### EXERCISE DESCRIPTION
Below are the records; copy each line in them that holds the word "JSON".

### RECORDS TO PROCESS
☆ ☆ ☆ ☆

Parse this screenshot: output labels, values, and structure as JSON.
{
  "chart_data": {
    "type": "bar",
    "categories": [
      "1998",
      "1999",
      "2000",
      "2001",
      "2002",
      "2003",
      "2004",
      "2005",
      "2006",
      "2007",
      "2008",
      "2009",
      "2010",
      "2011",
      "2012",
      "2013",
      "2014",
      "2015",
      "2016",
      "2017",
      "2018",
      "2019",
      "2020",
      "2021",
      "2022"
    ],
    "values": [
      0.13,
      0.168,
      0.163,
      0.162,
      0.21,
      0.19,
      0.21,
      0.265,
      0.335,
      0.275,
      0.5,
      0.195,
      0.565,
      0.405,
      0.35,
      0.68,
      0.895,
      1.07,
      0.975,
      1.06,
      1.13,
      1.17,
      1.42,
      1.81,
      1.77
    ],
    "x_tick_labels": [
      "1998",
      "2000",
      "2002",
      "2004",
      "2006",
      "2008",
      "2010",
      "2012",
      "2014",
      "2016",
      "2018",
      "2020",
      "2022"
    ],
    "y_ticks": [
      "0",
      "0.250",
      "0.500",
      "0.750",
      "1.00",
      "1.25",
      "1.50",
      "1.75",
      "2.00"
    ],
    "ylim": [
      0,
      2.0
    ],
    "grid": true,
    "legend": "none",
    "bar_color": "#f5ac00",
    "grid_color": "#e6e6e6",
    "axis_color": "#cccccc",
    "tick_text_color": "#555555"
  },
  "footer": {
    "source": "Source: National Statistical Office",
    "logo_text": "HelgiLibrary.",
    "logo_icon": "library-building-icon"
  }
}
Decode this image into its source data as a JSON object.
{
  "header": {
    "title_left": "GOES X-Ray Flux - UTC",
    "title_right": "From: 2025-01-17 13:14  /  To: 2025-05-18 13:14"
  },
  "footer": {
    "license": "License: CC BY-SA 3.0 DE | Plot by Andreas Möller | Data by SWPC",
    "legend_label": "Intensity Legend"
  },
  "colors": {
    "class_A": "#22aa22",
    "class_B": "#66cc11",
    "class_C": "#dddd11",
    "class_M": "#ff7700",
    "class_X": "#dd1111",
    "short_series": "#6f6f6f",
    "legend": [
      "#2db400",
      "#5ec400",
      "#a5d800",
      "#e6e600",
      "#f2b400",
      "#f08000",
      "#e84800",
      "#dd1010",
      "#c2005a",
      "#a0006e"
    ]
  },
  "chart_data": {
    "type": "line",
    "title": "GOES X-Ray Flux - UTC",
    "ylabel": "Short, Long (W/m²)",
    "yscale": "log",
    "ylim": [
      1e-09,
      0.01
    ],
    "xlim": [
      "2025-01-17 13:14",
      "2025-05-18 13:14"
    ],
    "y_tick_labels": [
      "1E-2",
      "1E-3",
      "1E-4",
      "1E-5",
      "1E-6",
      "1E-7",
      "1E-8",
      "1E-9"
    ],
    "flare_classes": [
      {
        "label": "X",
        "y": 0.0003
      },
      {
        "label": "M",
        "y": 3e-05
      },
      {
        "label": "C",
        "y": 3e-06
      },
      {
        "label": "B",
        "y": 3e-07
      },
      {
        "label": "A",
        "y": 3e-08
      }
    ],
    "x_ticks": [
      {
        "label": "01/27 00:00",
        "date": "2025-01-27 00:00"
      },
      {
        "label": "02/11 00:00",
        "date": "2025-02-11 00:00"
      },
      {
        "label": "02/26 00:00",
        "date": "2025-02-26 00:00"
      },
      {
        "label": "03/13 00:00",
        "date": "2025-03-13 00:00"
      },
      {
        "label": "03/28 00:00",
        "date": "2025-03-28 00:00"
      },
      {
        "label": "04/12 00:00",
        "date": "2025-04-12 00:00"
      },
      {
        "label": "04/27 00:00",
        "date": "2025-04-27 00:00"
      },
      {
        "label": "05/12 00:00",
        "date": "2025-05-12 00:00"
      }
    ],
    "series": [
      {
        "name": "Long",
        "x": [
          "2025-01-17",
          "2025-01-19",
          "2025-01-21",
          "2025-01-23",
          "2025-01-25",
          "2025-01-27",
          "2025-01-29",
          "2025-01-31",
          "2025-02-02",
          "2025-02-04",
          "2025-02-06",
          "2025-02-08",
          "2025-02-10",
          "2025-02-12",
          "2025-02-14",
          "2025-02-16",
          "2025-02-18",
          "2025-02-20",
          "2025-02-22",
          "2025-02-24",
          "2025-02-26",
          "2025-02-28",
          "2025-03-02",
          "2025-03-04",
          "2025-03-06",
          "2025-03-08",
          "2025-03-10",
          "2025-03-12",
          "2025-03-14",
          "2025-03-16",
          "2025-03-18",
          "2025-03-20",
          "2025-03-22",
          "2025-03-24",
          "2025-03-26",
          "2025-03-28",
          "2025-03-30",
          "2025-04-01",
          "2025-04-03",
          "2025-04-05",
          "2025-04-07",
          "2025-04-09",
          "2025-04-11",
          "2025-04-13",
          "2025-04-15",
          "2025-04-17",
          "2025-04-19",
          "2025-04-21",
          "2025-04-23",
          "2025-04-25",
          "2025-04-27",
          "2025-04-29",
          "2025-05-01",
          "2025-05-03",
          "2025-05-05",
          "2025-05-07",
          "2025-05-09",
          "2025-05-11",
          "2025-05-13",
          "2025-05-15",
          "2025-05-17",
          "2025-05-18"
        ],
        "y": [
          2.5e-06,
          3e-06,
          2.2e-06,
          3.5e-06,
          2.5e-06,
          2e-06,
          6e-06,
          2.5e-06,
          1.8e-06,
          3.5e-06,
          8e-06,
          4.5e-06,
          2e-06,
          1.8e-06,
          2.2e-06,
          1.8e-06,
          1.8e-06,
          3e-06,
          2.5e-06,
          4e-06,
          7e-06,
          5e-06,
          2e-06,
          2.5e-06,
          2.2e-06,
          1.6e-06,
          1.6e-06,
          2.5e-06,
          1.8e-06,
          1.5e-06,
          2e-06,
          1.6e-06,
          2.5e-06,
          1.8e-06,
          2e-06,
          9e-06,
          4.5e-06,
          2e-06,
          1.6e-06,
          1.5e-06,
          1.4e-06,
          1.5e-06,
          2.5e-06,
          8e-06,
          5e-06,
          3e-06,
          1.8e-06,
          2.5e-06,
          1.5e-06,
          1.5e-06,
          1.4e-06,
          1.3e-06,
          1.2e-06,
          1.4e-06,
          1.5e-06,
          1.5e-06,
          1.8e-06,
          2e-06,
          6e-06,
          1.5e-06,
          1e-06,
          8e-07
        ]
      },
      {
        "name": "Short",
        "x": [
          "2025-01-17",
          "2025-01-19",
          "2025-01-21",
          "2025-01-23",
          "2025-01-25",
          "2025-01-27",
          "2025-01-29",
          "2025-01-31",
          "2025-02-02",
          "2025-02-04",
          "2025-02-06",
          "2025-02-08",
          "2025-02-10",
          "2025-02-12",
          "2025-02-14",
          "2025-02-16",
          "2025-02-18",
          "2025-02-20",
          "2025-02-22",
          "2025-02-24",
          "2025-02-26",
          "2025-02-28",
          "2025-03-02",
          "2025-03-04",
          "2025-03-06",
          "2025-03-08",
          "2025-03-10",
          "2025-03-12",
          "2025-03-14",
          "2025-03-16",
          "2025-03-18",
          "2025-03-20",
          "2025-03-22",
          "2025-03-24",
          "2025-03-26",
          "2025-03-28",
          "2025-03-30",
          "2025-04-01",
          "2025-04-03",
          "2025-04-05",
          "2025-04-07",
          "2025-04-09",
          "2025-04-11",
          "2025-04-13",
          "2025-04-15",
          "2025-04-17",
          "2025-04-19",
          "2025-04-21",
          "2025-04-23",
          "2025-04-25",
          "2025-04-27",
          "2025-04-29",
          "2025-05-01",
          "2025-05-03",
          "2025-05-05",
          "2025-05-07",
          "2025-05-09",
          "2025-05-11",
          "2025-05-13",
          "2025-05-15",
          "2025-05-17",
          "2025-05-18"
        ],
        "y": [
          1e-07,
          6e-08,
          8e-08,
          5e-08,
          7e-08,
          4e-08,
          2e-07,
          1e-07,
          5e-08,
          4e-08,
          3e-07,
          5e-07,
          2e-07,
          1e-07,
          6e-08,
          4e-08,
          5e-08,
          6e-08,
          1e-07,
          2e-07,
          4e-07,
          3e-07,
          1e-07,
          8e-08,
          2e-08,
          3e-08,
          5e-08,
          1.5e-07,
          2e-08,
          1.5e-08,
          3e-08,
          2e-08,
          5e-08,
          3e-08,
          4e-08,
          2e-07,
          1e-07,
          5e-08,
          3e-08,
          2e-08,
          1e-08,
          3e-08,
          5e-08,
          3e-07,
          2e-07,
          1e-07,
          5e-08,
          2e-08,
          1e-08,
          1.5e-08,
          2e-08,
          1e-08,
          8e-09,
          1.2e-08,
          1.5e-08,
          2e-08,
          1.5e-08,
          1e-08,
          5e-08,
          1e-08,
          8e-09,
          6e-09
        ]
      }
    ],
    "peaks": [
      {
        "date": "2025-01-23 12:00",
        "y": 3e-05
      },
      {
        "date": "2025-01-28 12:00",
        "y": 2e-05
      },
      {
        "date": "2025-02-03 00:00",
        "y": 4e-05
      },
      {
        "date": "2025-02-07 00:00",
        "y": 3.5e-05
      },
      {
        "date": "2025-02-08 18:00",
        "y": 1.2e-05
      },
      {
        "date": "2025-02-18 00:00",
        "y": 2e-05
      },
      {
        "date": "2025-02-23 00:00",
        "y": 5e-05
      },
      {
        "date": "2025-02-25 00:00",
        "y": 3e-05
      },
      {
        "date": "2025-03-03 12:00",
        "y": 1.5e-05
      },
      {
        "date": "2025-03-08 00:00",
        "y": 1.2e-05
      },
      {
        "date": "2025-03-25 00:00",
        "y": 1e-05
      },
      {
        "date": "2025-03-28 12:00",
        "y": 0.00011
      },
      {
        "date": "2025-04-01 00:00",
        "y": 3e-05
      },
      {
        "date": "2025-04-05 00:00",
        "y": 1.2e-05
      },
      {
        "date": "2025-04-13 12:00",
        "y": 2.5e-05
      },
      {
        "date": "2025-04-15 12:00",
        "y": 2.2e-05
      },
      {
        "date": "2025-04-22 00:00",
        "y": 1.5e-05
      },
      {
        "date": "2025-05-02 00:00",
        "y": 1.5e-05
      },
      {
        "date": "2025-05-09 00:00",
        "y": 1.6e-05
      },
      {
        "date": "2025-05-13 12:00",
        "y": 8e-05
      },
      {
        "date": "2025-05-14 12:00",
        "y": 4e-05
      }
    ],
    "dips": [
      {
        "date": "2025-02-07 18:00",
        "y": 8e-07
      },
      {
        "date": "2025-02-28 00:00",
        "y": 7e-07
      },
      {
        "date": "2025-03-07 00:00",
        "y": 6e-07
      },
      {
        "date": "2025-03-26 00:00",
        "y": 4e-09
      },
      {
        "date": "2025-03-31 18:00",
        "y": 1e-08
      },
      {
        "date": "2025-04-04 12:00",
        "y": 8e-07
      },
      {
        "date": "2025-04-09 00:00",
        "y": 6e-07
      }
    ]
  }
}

☆ ☆ ☆ ☆

### SOLUTION FOR THIS PROBLEM
Parse this screenshot: output labels, values, and structure as JSON.
Decode this image into its source data as a JSON object.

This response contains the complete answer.